YOUR OBJECTIVE: Give the number of lines holding the string "this", and nothing else.
** start of DATASET **
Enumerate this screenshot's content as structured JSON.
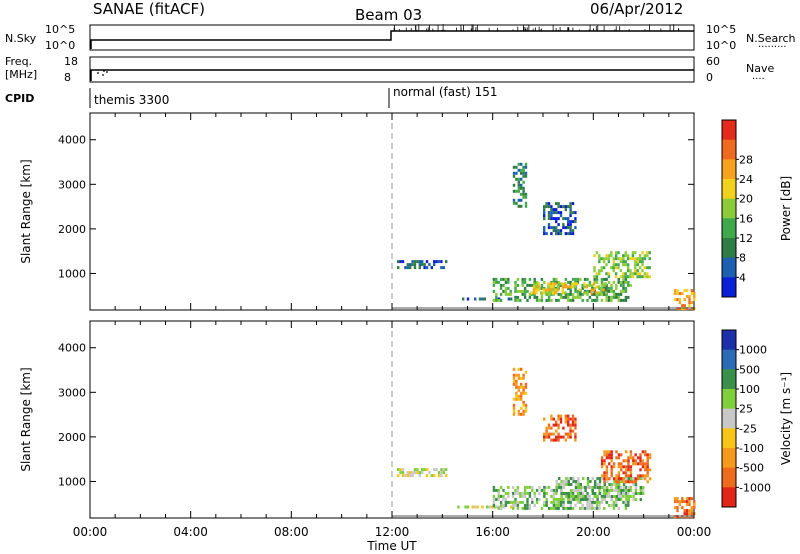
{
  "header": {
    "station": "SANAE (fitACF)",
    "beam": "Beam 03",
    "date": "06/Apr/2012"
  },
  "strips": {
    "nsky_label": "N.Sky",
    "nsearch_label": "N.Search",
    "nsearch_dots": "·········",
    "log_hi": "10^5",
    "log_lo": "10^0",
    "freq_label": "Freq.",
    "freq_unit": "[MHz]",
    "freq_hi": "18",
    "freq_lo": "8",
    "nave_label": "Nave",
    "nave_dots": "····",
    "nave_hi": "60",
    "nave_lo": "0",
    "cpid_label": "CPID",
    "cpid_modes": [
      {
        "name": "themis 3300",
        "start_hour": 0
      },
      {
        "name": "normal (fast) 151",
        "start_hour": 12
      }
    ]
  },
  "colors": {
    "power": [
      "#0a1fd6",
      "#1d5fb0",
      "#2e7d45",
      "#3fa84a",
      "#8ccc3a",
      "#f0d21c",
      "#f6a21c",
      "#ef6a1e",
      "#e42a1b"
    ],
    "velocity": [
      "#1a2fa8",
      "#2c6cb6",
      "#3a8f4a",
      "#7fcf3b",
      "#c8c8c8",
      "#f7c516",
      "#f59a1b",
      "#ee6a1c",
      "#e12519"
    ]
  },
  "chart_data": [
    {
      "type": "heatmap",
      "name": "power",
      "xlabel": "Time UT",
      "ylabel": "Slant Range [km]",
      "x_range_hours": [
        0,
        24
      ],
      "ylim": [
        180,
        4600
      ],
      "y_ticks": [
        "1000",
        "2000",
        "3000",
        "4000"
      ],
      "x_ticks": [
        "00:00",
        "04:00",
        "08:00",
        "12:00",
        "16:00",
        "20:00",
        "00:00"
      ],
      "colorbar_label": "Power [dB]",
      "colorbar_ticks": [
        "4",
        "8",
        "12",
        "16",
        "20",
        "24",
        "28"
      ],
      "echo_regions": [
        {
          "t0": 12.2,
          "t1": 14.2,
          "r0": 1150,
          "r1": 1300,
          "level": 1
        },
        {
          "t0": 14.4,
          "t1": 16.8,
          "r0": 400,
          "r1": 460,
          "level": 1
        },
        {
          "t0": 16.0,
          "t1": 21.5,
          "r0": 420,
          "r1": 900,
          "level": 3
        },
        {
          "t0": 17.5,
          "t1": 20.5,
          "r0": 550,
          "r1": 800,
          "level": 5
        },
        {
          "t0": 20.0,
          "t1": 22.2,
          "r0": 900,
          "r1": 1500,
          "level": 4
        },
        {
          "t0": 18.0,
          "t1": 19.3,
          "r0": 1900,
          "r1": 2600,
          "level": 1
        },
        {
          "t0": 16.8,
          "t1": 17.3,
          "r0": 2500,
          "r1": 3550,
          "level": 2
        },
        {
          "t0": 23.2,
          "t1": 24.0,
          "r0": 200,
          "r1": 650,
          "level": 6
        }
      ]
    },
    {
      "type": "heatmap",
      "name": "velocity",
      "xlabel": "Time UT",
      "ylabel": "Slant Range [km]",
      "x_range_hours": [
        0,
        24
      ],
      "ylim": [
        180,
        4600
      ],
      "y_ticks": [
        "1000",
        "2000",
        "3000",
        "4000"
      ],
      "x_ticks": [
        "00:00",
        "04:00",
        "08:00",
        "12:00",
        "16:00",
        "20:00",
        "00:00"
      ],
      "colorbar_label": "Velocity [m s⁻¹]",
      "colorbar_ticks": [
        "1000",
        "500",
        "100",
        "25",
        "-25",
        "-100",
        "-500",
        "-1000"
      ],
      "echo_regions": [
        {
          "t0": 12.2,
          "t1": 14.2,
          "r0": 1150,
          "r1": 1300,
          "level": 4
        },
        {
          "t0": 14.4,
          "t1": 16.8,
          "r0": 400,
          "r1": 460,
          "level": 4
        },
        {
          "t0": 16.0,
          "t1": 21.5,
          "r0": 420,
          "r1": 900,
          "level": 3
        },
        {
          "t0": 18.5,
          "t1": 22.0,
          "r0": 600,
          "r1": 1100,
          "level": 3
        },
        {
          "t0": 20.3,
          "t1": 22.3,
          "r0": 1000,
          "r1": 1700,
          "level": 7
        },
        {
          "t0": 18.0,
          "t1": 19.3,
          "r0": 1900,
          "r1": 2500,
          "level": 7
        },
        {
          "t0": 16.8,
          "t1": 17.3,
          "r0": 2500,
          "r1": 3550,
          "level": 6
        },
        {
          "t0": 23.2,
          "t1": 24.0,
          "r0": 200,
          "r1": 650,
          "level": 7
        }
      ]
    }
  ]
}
** end of DATASET **
** start of DATASET **
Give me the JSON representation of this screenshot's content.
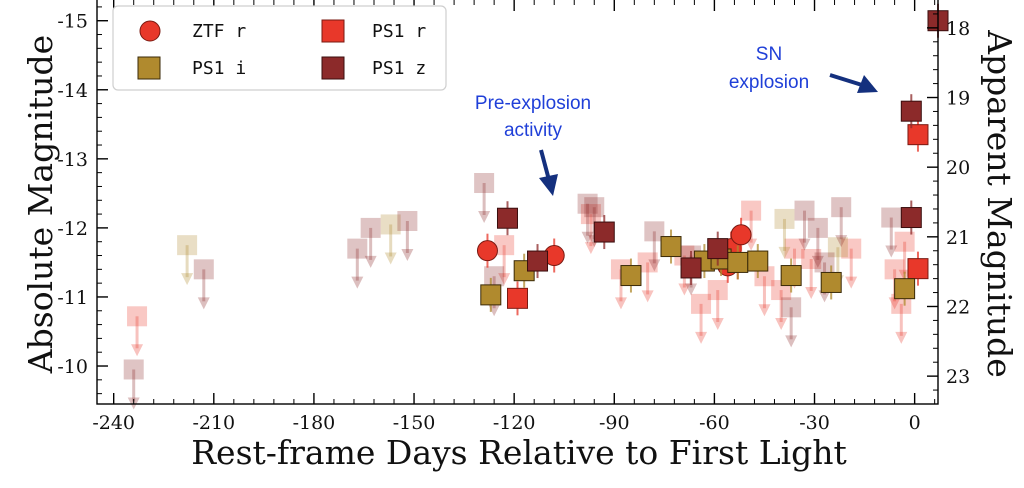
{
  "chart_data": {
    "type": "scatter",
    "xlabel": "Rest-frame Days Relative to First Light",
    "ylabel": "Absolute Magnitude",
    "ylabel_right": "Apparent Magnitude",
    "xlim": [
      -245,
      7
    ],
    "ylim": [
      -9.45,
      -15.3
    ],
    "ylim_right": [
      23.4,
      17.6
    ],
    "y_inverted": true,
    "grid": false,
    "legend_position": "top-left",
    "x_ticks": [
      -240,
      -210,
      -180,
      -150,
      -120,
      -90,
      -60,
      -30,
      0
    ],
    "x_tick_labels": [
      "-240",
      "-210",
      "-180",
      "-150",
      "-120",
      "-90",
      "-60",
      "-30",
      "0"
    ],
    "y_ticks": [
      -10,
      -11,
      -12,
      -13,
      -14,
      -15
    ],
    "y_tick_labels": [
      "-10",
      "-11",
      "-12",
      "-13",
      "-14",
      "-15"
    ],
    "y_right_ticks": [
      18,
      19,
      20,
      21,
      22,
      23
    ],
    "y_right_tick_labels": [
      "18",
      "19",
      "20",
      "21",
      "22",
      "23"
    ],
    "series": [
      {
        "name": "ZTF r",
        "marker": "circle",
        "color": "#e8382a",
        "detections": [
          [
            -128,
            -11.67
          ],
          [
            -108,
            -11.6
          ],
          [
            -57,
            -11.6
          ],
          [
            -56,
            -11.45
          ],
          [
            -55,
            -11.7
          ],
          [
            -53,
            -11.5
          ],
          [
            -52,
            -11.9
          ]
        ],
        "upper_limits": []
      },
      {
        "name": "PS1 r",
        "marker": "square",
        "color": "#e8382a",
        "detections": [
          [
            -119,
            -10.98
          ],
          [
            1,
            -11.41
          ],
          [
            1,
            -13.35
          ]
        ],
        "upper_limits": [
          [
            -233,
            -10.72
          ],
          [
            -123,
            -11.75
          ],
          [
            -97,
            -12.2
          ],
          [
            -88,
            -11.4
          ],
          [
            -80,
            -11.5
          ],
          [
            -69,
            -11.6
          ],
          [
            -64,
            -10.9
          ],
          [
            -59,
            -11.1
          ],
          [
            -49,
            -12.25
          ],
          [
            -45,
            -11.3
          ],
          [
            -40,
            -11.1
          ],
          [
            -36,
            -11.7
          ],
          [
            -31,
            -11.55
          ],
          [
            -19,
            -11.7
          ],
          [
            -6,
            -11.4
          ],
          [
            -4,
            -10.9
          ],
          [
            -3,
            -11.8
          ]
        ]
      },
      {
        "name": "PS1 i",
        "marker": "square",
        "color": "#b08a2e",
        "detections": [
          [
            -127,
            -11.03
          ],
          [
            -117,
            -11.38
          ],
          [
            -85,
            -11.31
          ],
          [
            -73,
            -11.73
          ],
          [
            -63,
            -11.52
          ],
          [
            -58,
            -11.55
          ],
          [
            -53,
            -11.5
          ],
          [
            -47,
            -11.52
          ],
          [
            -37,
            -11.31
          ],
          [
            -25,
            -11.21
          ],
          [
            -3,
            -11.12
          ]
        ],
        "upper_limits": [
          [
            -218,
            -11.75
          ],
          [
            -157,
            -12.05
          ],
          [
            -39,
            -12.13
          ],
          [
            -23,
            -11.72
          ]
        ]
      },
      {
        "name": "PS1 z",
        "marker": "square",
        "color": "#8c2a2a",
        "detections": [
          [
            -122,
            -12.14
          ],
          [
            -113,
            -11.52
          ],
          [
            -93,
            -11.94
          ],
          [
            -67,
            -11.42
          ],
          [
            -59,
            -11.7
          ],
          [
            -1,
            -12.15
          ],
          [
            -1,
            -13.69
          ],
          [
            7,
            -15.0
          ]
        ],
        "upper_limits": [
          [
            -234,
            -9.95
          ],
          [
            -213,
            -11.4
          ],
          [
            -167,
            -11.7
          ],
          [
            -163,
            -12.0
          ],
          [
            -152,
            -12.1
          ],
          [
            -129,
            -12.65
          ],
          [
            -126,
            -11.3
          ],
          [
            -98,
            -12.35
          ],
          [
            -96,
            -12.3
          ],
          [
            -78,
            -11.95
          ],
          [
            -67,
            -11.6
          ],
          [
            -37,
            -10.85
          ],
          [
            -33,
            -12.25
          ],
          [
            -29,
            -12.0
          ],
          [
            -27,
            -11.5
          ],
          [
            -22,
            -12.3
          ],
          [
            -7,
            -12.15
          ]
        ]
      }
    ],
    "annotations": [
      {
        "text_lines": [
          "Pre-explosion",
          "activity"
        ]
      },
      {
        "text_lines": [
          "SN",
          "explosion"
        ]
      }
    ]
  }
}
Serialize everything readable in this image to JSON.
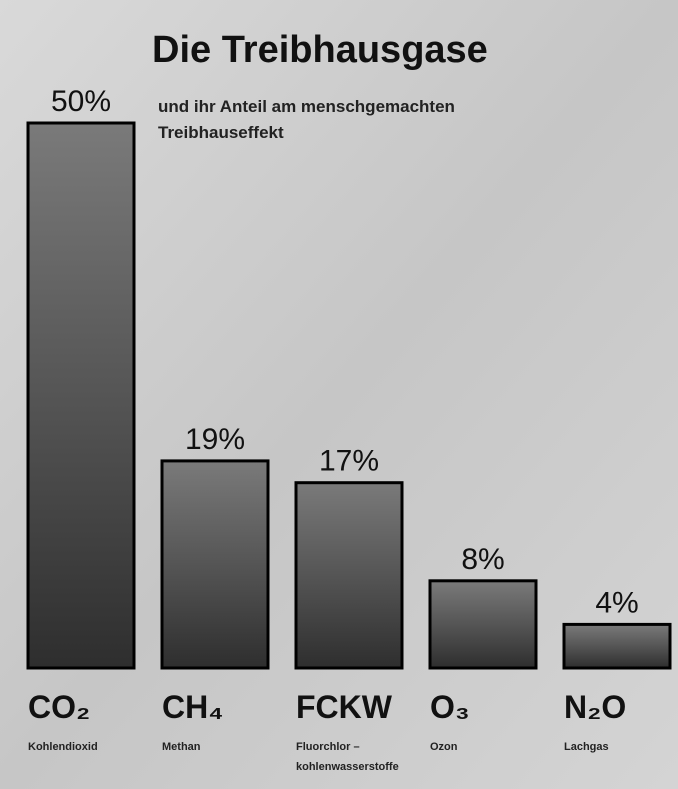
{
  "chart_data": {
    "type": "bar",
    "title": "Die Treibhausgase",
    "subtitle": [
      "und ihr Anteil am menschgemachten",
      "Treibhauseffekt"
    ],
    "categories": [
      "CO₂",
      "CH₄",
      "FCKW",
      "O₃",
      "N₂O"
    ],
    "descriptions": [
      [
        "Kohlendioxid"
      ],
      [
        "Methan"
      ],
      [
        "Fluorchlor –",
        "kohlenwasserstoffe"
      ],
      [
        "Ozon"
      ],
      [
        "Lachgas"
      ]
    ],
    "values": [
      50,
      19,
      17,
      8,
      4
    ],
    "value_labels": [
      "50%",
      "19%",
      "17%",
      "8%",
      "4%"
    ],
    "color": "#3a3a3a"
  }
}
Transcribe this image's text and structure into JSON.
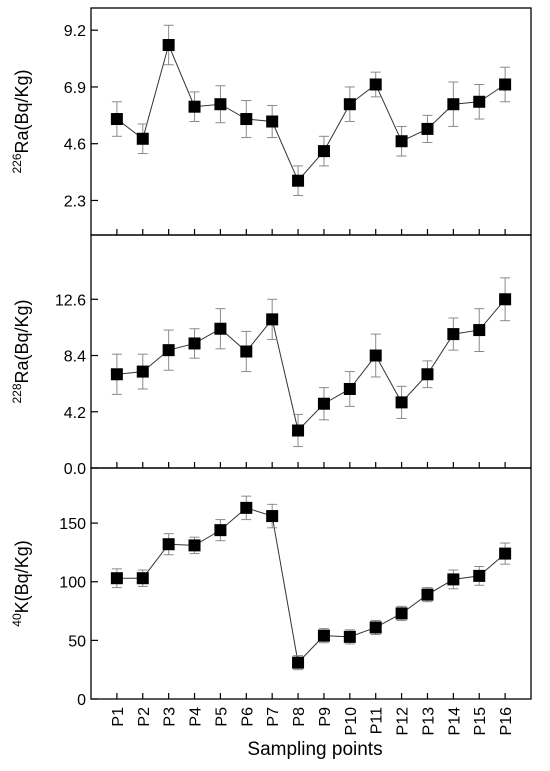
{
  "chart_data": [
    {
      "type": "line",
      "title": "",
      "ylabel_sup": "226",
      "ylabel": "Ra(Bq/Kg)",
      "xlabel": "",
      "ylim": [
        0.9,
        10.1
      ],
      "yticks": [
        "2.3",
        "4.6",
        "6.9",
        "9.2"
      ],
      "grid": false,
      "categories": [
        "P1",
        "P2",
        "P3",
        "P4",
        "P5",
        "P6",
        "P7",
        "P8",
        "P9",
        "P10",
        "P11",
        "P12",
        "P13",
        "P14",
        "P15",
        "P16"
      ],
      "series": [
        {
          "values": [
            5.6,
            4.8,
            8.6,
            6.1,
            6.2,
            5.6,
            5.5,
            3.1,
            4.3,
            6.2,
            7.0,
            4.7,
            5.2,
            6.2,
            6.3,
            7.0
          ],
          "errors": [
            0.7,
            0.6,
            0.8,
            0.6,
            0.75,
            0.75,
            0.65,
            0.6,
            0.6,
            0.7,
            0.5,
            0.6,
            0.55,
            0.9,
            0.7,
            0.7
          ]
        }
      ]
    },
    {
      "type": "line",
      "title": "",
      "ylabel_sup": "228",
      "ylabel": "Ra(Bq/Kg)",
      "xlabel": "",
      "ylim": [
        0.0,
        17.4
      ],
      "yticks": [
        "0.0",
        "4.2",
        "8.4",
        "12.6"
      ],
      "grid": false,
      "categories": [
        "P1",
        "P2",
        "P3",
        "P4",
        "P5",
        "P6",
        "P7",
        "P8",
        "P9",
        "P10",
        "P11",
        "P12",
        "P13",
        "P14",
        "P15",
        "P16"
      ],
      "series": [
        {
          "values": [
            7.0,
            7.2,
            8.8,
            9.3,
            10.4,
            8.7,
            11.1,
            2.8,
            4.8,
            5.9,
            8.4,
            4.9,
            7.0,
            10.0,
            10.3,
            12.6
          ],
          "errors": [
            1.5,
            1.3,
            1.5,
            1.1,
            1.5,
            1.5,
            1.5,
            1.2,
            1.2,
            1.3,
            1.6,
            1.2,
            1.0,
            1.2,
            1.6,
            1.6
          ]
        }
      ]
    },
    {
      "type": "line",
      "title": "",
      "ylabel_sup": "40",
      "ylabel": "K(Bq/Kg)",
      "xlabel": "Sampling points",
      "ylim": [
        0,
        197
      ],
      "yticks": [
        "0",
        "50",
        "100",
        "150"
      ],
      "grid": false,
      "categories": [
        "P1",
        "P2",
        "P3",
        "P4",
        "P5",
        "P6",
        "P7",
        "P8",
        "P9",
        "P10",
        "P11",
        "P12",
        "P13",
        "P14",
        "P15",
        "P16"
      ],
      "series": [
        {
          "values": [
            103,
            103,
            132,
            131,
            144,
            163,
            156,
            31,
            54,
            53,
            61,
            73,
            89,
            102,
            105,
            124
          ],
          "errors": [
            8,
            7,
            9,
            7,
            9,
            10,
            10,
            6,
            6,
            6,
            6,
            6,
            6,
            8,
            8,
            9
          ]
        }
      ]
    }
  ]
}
** end of DATASET **
FULL OUTPUT: 4